[Figure contents as structured data]
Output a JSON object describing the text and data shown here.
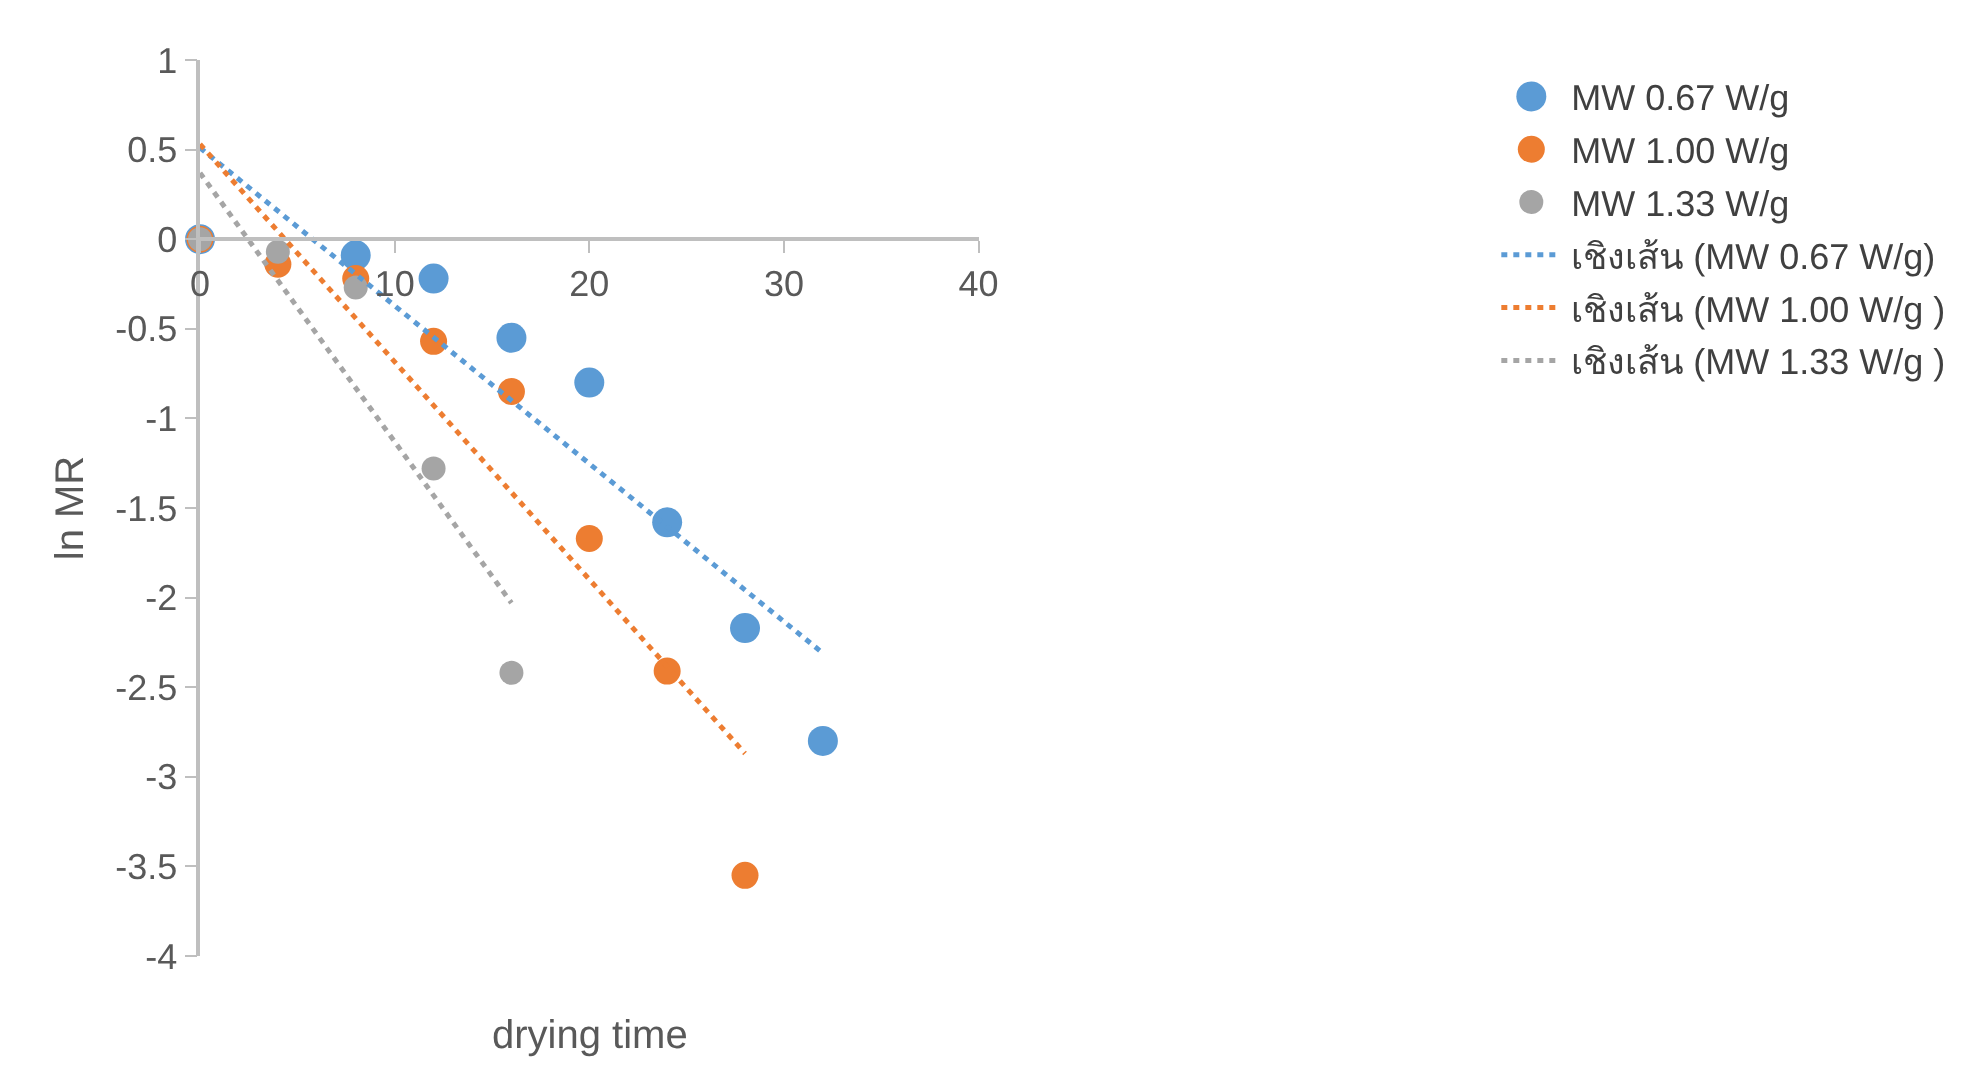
{
  "chart_data": {
    "type": "scatter",
    "xlabel": "drying time",
    "ylabel": "ln MR",
    "xlim": [
      0,
      40
    ],
    "xticks": [
      0,
      10,
      20,
      30,
      40
    ],
    "ylim": [
      -4,
      1
    ],
    "yticks": [
      -4,
      -3.5,
      -3,
      -2.5,
      -2,
      -1.5,
      -1,
      -0.5,
      0,
      0.5,
      1
    ],
    "grid": false,
    "legend": "right",
    "marker": "circle",
    "series": [
      {
        "name": "MW 0.67 W/g",
        "color": "#5b9bd5",
        "x": [
          0,
          4,
          8,
          12,
          16,
          20,
          24,
          28,
          32
        ],
        "values": [
          0,
          null,
          -0.09,
          -0.22,
          -0.55,
          -0.8,
          -1.58,
          -2.17,
          -2.8
        ]
      },
      {
        "name": "MW 1.00 W/g",
        "color": "#ed7d31",
        "x": [
          0,
          4,
          8,
          12,
          16,
          20,
          24,
          28
        ],
        "values": [
          0,
          -0.14,
          -0.22,
          -0.57,
          -0.85,
          -1.67,
          -2.41,
          -3.55
        ]
      },
      {
        "name": "MW 1.33 W/g",
        "color": "#a5a5a5",
        "x": [
          0,
          4,
          8,
          12,
          16
        ],
        "values": [
          0,
          -0.07,
          -0.27,
          -1.28,
          -2.42
        ]
      },
      {
        "name": "เชิงเส้น (MW 0.67 W/g)",
        "type": "line",
        "line_style": "dotted",
        "marker": "none",
        "color": "#5b9bd5",
        "x": [
          0,
          32
        ],
        "values": [
          0.51,
          -2.31
        ]
      },
      {
        "name": "เชิงเส้น (MW 1.00 W/g )",
        "type": "line",
        "line_style": "dotted",
        "marker": "none",
        "color": "#ed7d31",
        "x": [
          0,
          28
        ],
        "values": [
          0.53,
          -2.87
        ]
      },
      {
        "name": "เชิงเส้น (MW 1.33 W/g )",
        "type": "line",
        "line_style": "dotted",
        "marker": "none",
        "color": "#a5a5a5",
        "x": [
          0,
          16
        ],
        "values": [
          0.37,
          -2.03
        ]
      }
    ]
  }
}
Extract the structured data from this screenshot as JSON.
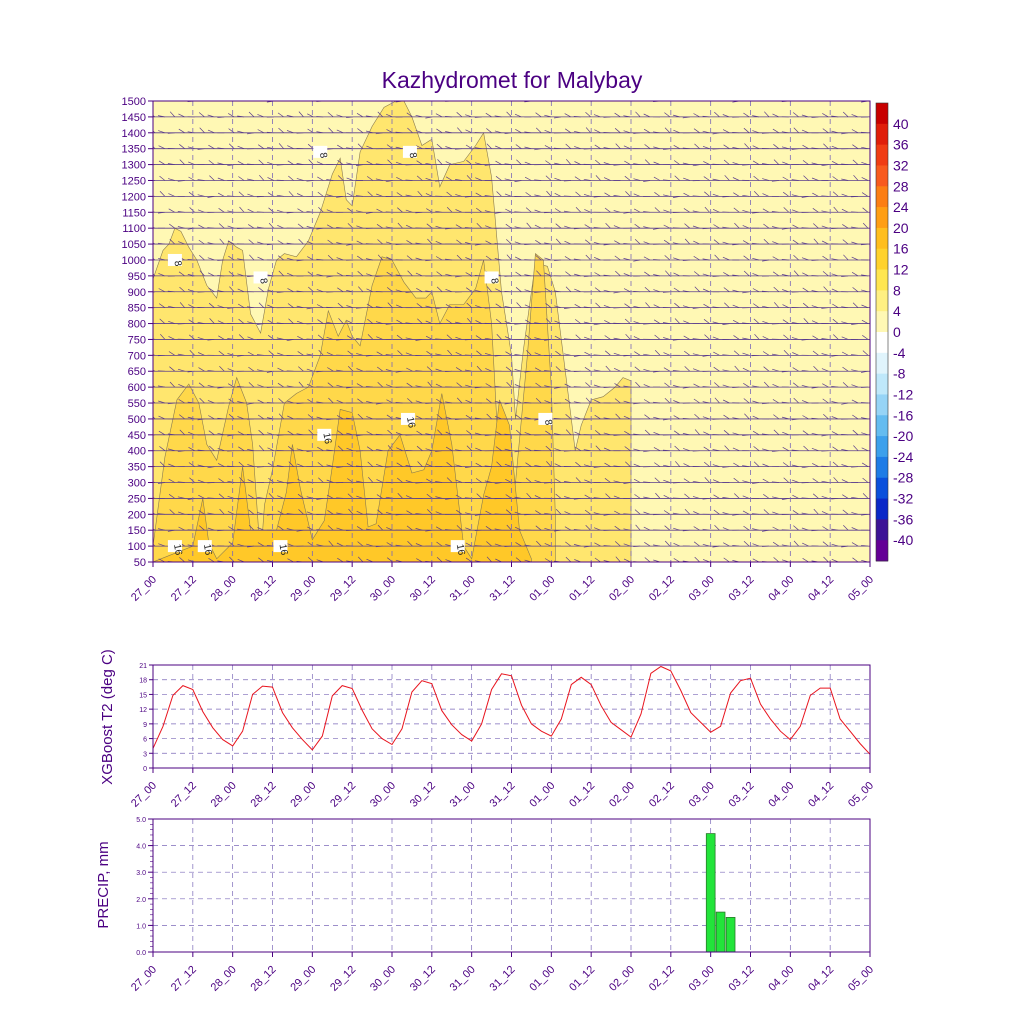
{
  "title": "Kazhydromet for Malybay",
  "colors": {
    "axis": "#4b0082",
    "grid": "#7b68b8",
    "t2_line": "#e8141e",
    "precip_bar": "#22e43a",
    "precip_edge": "#2a7a2a"
  },
  "chart_data": [
    {
      "id": "cross_section",
      "type": "heatmap",
      "title": "Kazhydromet for Malybay",
      "ylabel": "",
      "xlabel": "",
      "x_ticks": [
        "27_00",
        "27_12",
        "28_00",
        "28_12",
        "29_00",
        "29_12",
        "30_00",
        "30_12",
        "31_00",
        "31_12",
        "01_00",
        "01_12",
        "02_00",
        "02_12",
        "03_00",
        "03_12",
        "04_00",
        "04_12",
        "05_00"
      ],
      "y_ticks": [
        50,
        100,
        150,
        200,
        250,
        300,
        350,
        400,
        450,
        500,
        550,
        600,
        650,
        700,
        750,
        800,
        850,
        900,
        950,
        1000,
        1050,
        1100,
        1150,
        1200,
        1250,
        1300,
        1350,
        1400,
        1450,
        1500
      ],
      "ylim": [
        50,
        1500
      ],
      "xlim": [
        0,
        18
      ],
      "colorbar": {
        "labels": [
          "40",
          "36",
          "32",
          "28",
          "24",
          "20",
          "16",
          "12",
          "8",
          "4",
          "0",
          "-4",
          "-8",
          "-12",
          "-16",
          "-20",
          "-24",
          "-28",
          "-32",
          "-36",
          "-40"
        ],
        "colors": [
          "#c80000",
          "#e01e0a",
          "#f03c14",
          "#f85a1e",
          "#fc7e14",
          "#ff9e14",
          "#ffbe1e",
          "#ffd22d",
          "#ffe650",
          "#fff082",
          "#fff8b4",
          "#ffffff",
          "#e0f4fc",
          "#bfe8fa",
          "#96d4f6",
          "#64bcf0",
          "#3ca0ec",
          "#1e7ce6",
          "#0a50dc",
          "#0a28c8",
          "#3c1496",
          "#640096"
        ]
      },
      "contours": [
        {
          "level": 8,
          "points": [
            [
              0,
              940
            ],
            [
              0.25,
              1030
            ],
            [
              0.4,
              1050
            ],
            [
              0.55,
              1100
            ],
            [
              0.7,
              1090
            ],
            [
              0.9,
              1040
            ],
            [
              1.1,
              1000
            ],
            [
              1.35,
              920
            ],
            [
              1.6,
              880
            ],
            [
              1.75,
              1000
            ],
            [
              1.9,
              1060
            ],
            [
              2.1,
              1040
            ],
            [
              2.25,
              1030
            ],
            [
              2.45,
              830
            ],
            [
              2.7,
              770
            ],
            [
              2.9,
              910
            ],
            [
              3.1,
              1000
            ],
            [
              3.3,
              1020
            ],
            [
              3.6,
              1010
            ],
            [
              3.9,
              1060
            ],
            [
              4.2,
              1150
            ],
            [
              4.5,
              1270
            ],
            [
              4.7,
              1320
            ],
            [
              4.85,
              1190
            ],
            [
              5.0,
              1170
            ],
            [
              5.2,
              1340
            ],
            [
              5.5,
              1420
            ],
            [
              5.8,
              1480
            ],
            [
              6.1,
              1500
            ],
            [
              6.3,
              1500
            ],
            [
              6.5,
              1450
            ],
            [
              6.75,
              1360
            ],
            [
              7.0,
              1380
            ],
            [
              7.2,
              1230
            ],
            [
              7.45,
              1300
            ],
            [
              7.8,
              1310
            ],
            [
              8.1,
              1360
            ],
            [
              8.3,
              1400
            ],
            [
              8.5,
              1260
            ],
            [
              8.75,
              900
            ],
            [
              9.0,
              700
            ],
            [
              9.1,
              500
            ],
            [
              9.3,
              720
            ],
            [
              9.6,
              990
            ],
            [
              9.9,
              980
            ],
            [
              10.1,
              900
            ],
            [
              10.3,
              700
            ],
            [
              10.5,
              500
            ],
            [
              10.6,
              400
            ],
            [
              10.75,
              480
            ],
            [
              11.0,
              560
            ],
            [
              11.3,
              570
            ],
            [
              11.6,
              600
            ],
            [
              11.8,
              630
            ],
            [
              12.0,
              620
            ]
          ]
        },
        {
          "level": 12,
          "points": [
            [
              0,
              100
            ],
            [
              0.3,
              380
            ],
            [
              0.6,
              560
            ],
            [
              0.9,
              610
            ],
            [
              1.15,
              550
            ],
            [
              1.35,
              420
            ],
            [
              1.6,
              370
            ],
            [
              1.9,
              540
            ],
            [
              2.1,
              630
            ],
            [
              2.35,
              550
            ],
            [
              2.5,
              420
            ],
            [
              2.7,
              60
            ],
            [
              2.8,
              230
            ],
            [
              3.0,
              340
            ],
            [
              3.3,
              550
            ],
            [
              3.6,
              580
            ],
            [
              3.9,
              600
            ],
            [
              4.2,
              700
            ],
            [
              4.4,
              840
            ],
            [
              4.65,
              760
            ],
            [
              4.85,
              810
            ],
            [
              5.0,
              760
            ],
            [
              5.2,
              730
            ],
            [
              5.5,
              920
            ],
            [
              5.75,
              1010
            ],
            [
              6.0,
              1000
            ],
            [
              6.3,
              930
            ],
            [
              6.6,
              880
            ],
            [
              6.85,
              880
            ],
            [
              7.0,
              900
            ],
            [
              7.2,
              800
            ],
            [
              7.45,
              860
            ],
            [
              7.8,
              860
            ],
            [
              8.1,
              910
            ],
            [
              8.3,
              1000
            ],
            [
              8.5,
              800
            ],
            [
              8.8,
              100
            ],
            [
              9.1,
              300
            ],
            [
              9.4,
              700
            ],
            [
              9.6,
              1020
            ],
            [
              9.8,
              1000
            ],
            [
              10.0,
              600
            ],
            [
              10.1,
              200
            ]
          ]
        },
        {
          "level": 16,
          "points": [
            [
              0,
              50
            ],
            [
              1.0,
              100
            ],
            [
              1.25,
              250
            ],
            [
              1.4,
              110
            ],
            [
              1.6,
              60
            ],
            [
              2.0,
              110
            ],
            [
              2.25,
              350
            ],
            [
              2.45,
              150
            ],
            [
              3.1,
              150
            ],
            [
              3.35,
              270
            ],
            [
              3.5,
              420
            ],
            [
              3.7,
              280
            ],
            [
              4.0,
              120
            ],
            [
              4.3,
              180
            ],
            [
              4.5,
              350
            ],
            [
              4.7,
              530
            ],
            [
              5.0,
              520
            ],
            [
              5.2,
              400
            ],
            [
              5.4,
              160
            ],
            [
              5.6,
              170
            ],
            [
              5.9,
              400
            ],
            [
              6.2,
              450
            ],
            [
              6.5,
              330
            ],
            [
              6.8,
              340
            ],
            [
              7.0,
              400
            ],
            [
              7.25,
              580
            ],
            [
              7.5,
              420
            ],
            [
              7.8,
              100
            ],
            [
              8.0,
              60
            ],
            [
              8.3,
              260
            ],
            [
              8.5,
              350
            ],
            [
              8.7,
              560
            ],
            [
              8.95,
              480
            ],
            [
              9.2,
              150
            ],
            [
              9.5,
              60
            ]
          ]
        }
      ],
      "contour_labels": [
        {
          "text": "8"
        },
        {
          "text": "8"
        },
        {
          "text": "8"
        },
        {
          "text": "8"
        },
        {
          "text": "8"
        },
        {
          "text": "8"
        },
        {
          "text": "16"
        },
        {
          "text": "16"
        },
        {
          "text": "16"
        },
        {
          "text": "16"
        },
        {
          "text": "16"
        },
        {
          "text": "16"
        }
      ]
    },
    {
      "id": "t2",
      "type": "line",
      "ylabel": "XGBoost T2 (deg C)",
      "x_ticks": [
        "27_00",
        "27_12",
        "28_00",
        "28_12",
        "29_00",
        "29_12",
        "30_00",
        "30_12",
        "31_00",
        "31_12",
        "01_00",
        "01_12",
        "02_00",
        "02_12",
        "03_00",
        "03_12",
        "04_00",
        "04_12",
        "05_00"
      ],
      "y_ticks": [
        0,
        3,
        6,
        9,
        12,
        15,
        18,
        21
      ],
      "ylim": [
        0,
        21
      ],
      "xlim": [
        0,
        48
      ],
      "values": [
        4.0,
        8.5,
        14.8,
        16.8,
        16.0,
        11.5,
        8.2,
        5.8,
        4.5,
        7.5,
        15.0,
        16.7,
        16.5,
        11.3,
        8.2,
        5.8,
        3.7,
        6.5,
        14.7,
        16.8,
        16.2,
        11.8,
        8.0,
        6.0,
        4.8,
        8.0,
        15.5,
        17.8,
        17.2,
        11.7,
        8.8,
        6.8,
        5.5,
        9.0,
        16.0,
        19.2,
        18.8,
        12.8,
        9.0,
        7.5,
        6.5,
        10.0,
        17.0,
        18.5,
        17.0,
        12.7,
        9.3,
        7.8,
        6.3,
        11.0,
        19.3,
        20.7,
        19.8,
        15.8,
        11.3,
        9.3,
        7.3,
        8.5,
        15.3,
        17.8,
        18.3,
        13.0,
        10.0,
        7.5,
        5.8,
        8.5,
        14.8,
        16.3,
        16.3,
        10.0,
        7.5,
        5.0,
        2.8
      ]
    },
    {
      "id": "precip",
      "type": "bar",
      "ylabel": "PRECIP, mm",
      "x_ticks": [
        "27_00",
        "27_12",
        "28_00",
        "28_12",
        "29_00",
        "29_12",
        "30_00",
        "30_12",
        "31_00",
        "31_12",
        "01_00",
        "01_12",
        "02_00",
        "02_12",
        "03_00",
        "03_12",
        "04_00",
        "04_12",
        "05_00"
      ],
      "y_ticks": [
        "0.0",
        "1.0",
        "2.0",
        "3.0",
        "4.0",
        "5.0"
      ],
      "ylim": [
        0,
        5
      ],
      "xlim": [
        0,
        18
      ],
      "bars": [
        {
          "x": 14.0,
          "value": 4.45
        },
        {
          "x": 14.25,
          "value": 1.5
        },
        {
          "x": 14.5,
          "value": 1.3
        }
      ]
    }
  ]
}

**YOUR GOAL:** Every line of the listing that holds "type" should be found and copied.

**RESPONSE TO THE TASK:**
    "type": "scatter",
        "type": "line",
        "type": "line",
        "type": "line",
      "type": "heatmap",
      "type": "line",
      "type": "bar",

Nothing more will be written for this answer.